Aim: Return a copy of each line that holds the string "Vesak".

Extracted information:
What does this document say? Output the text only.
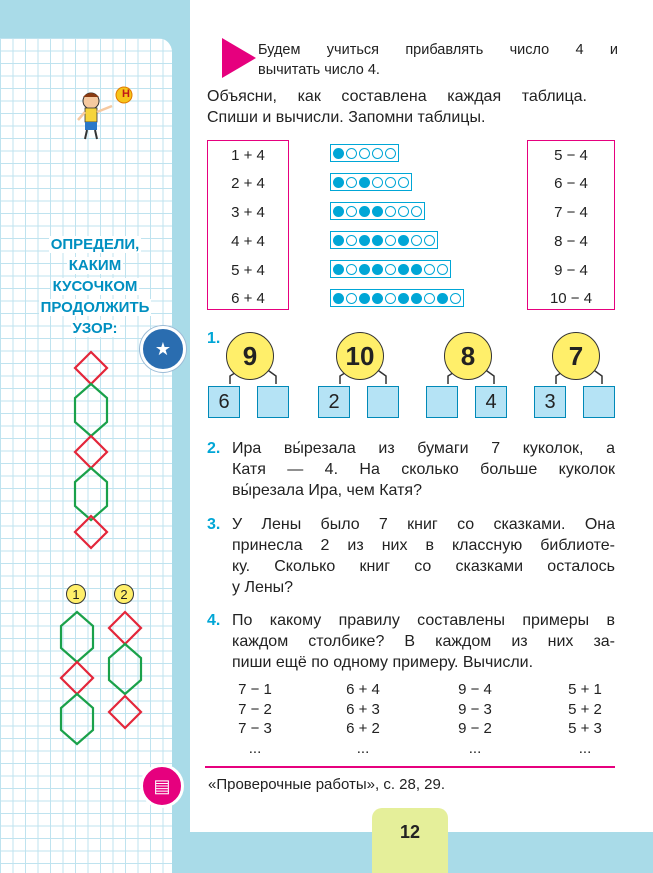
Н
ОПРЕДЕЛИ,
КАКИМ
КУСОЧКОМ
ПРОДОЛЖИТЬ
УЗОР:
★
1	2
▤
Будем учиться прибавлять число 4 и
вычитать число 4.
Объясни, как составлена каждая таблица.
Спиши и вычисли. Запомни таблицы.
1 + 4
2 + 4
3 + 4
4 + 4
5 + 4
6 + 4
5 − 4
6 − 4
7 − 4
8 − 4
9 − 4
10 − 4
1.
9
6
10
2
8
4
7
3
2. Ира вы́резала из бумаги 7 куколок, а
Катя — 4. На сколько больше куколок
вы́резала Ира, чем Катя?
3. У Лены было 7 книг со сказками. Она
принесла 2 из них в классную библиоте-
ку. Сколько книг со сказками осталось
у Лены?
4. По какому правилу составлены примеры в
каждом столбике? В каждом из них за-
пиши ещё по одному примеру. Вычисли.
7 − 1
7 − 2
7 − 3
...
6 + 4
6 + 3
6 + 2
...
9 − 4
9 − 3
9 − 2
...
5 + 1
5 + 2
5 + 3
...
«Проверочные работы», с. 28, 29.
12
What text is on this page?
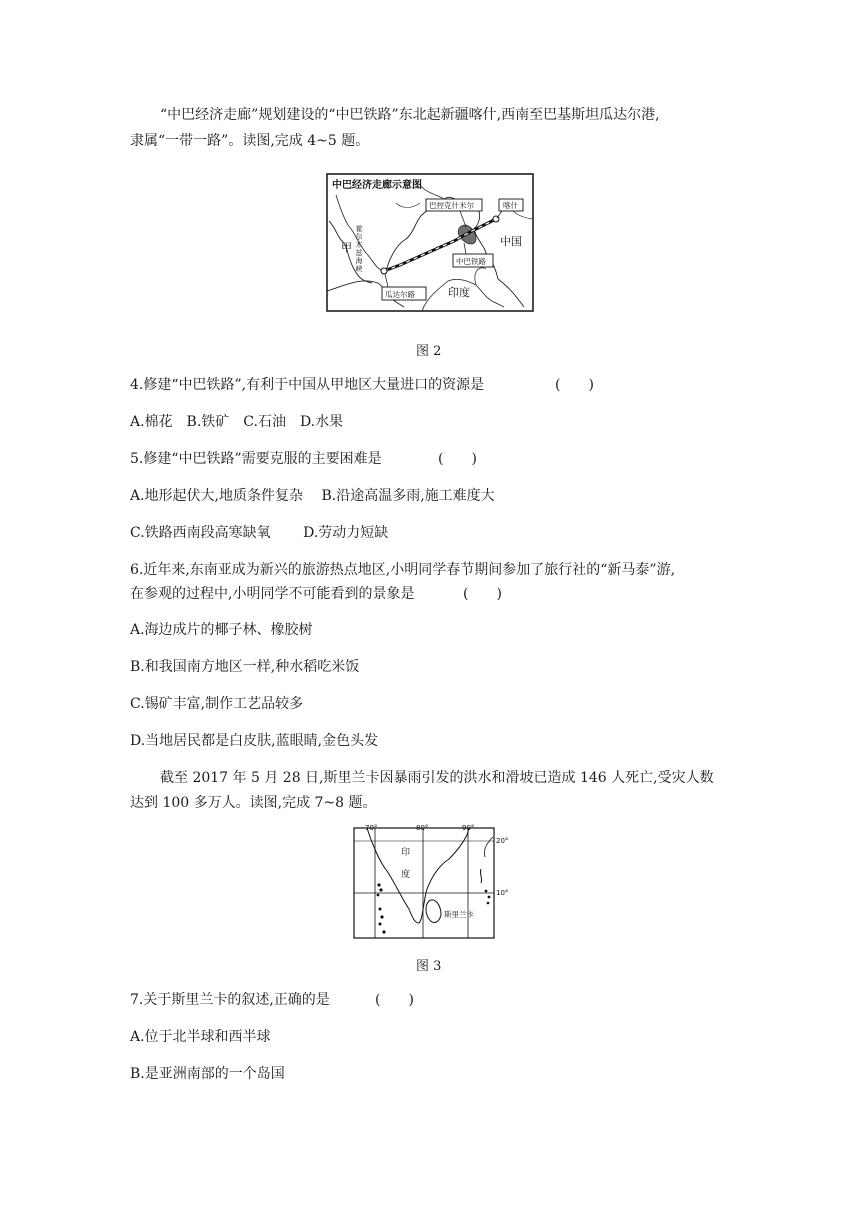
“中巴经济走廊”规划建设的“中巴铁路”东北起新疆喀什,西南至巴基斯坦瓜达尔港,
隶属“一带一路”。读图,完成 4~5 题。
中巴经济走廊示意图
巴控克什米尔	喀什
中国
中巴铁路
瓜达尔路	印度
甲 霍尔木兹海峡
图 2
4.修建“中巴铁路”,有利于中国从甲地区大量进口的资源是	(　　)
A.棉花　B.铁矿　C.石油　D.水果
5.修建“中巴铁路”需要克服的主要困难是	(　　)
A.地形起伏大,地质条件复杂　 B.沿途高温多雨,施工难度大
C.铁路西南段高寒缺氧　　 D.劳动力短缺
6.近年来,东南亚成为新兴的旅游热点地区,小明同学春节期间参加了旅行社的“新马泰”游,
在参观的过程中,小明同学不可能看到的景象是	(　　)
A.海边成片的椰子林、橡胶树
B.和我国南方地区一样,种水稻吃米饭
C.锡矿丰富,制作工艺品较多
D.当地居民都是白皮肤,蓝眼睛,金色头发
截至 2017 年 5 月 28 日,斯里兰卡因暴雨引发的洪水和滑坡已造成 146 人死亡,受灾人数
达到 100 多万人。读图,完成 7~8 题。
70°	80°	90°
20°
10°
印
度
斯里兰卡
图 3
7.关于斯里兰卡的叙述,正确的是	(　　)
A.位于北半球和西半球
B.是亚洲南部的一个岛国
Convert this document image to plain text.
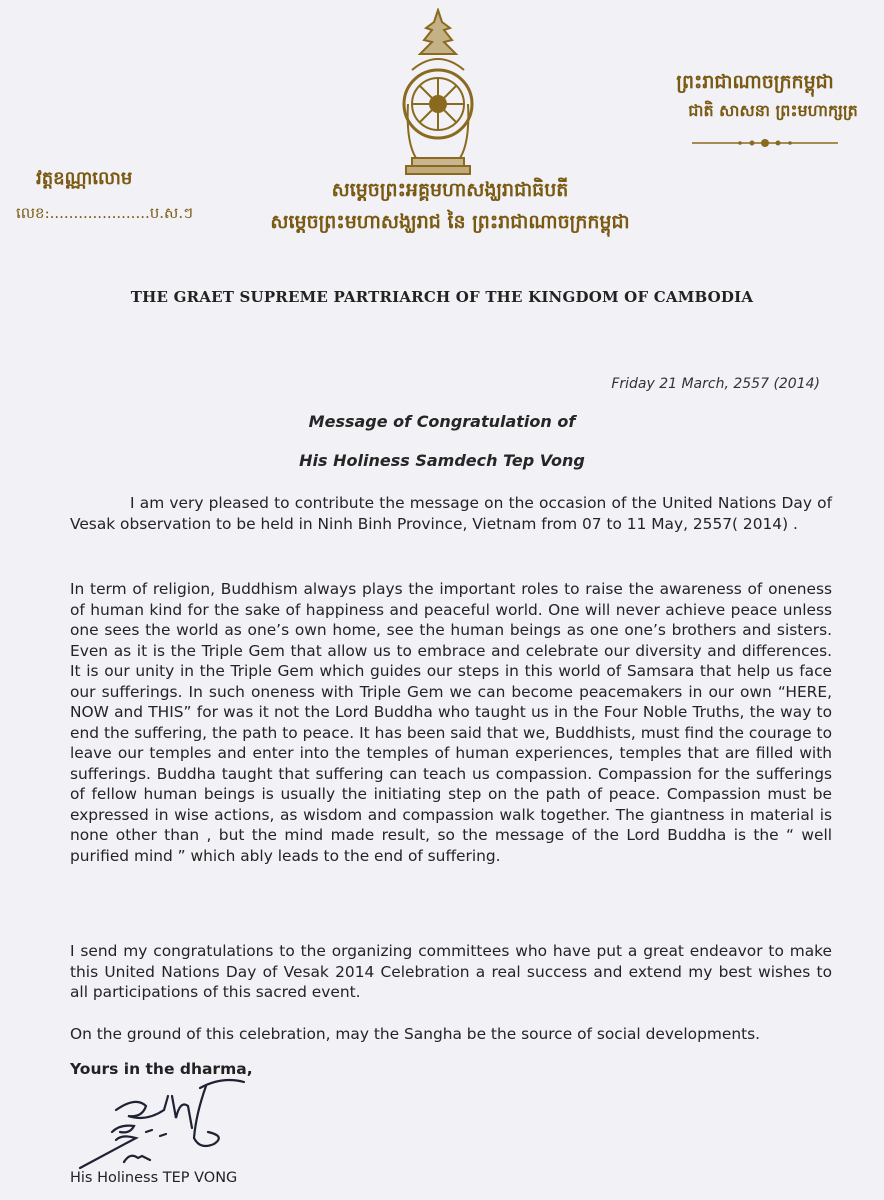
ព្រះរាជាណាចក្រកម្ពុជា
ជាតិ សាសនា ព្រះមហាក្សត្រ
វត្តឧណ្ណាលោម
លេខ:.....................ប.ស.ៗ
សម្តេចព្រះអគ្គមហាសង្ឃរាជាធិបតី
សម្តេចព្រះមហាសង្ឃរាជ នៃ ព្រះរាជាណាចក្រកម្ពុជា
THE GRAET SUPREME PARTRIARCH OF THE KINGDOM OF CAMBODIA
Friday 21 March, 2557 (2014)
Message of Congratulation of
His Holiness Samdech Tep Vong
I am very pleased to contribute the message on the occasion of the United Nations Day of Vesak observation to be held in Ninh Binh Province, Vietnam from 07 to 11 May, 2557( 2014) .
In term of religion, Buddhism always plays the important roles to raise the awareness of oneness of human kind for the sake of happiness and peaceful world. One will never achieve peace unless one sees the world as one’s own home, see the human beings as one one’s brothers and sisters. Even as it is the Triple Gem that allow us to embrace and celebrate our diversity and differences. It is our unity in the Triple Gem which guides our steps in this world of Samsara that help us face our sufferings. In such oneness with Triple Gem we can become peacemakers in our own “HERE, NOW and THIS” for was it not the Lord Buddha who taught us in the Four Noble Truths, the way to end the suffering, the path to peace. It has been said that we, Buddhists, must find the courage to leave our temples and enter into the temples of human experiences, temples that are filled with sufferings. Buddha taught that suffering can teach us compassion. Compassion for the sufferings of fellow human beings is usually the initiating step on the path of peace. Compassion must be expressed in wise actions, as wisdom and compassion walk together. The giantness in material is none other than , but the mind made result, so the message of the Lord Buddha is the “ well purified mind ” which ably leads to the end of suffering.
I send my congratulations to the organizing committees who have put a great endeavor to make this United Nations Day of Vesak 2014 Celebration a real success and extend my best wishes to all participations of this sacred event.
On the ground of this celebration, may the Sangha be the source of social developments.
Yours in the dharma,
His Holiness TEP VONG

Output:
I am very pleased to contribute the message on the occasion of the United Nations Day of Vesak observation to be held in Ninh Binh Province, Vietnam from 07 to 11 May, 2557( 2014) .
I send my congratulations to the organizing committees who have put a great endeavor to make this United Nations Day of Vesak 2014 Celebration a real success and extend my best wishes to all participations of this sacred event.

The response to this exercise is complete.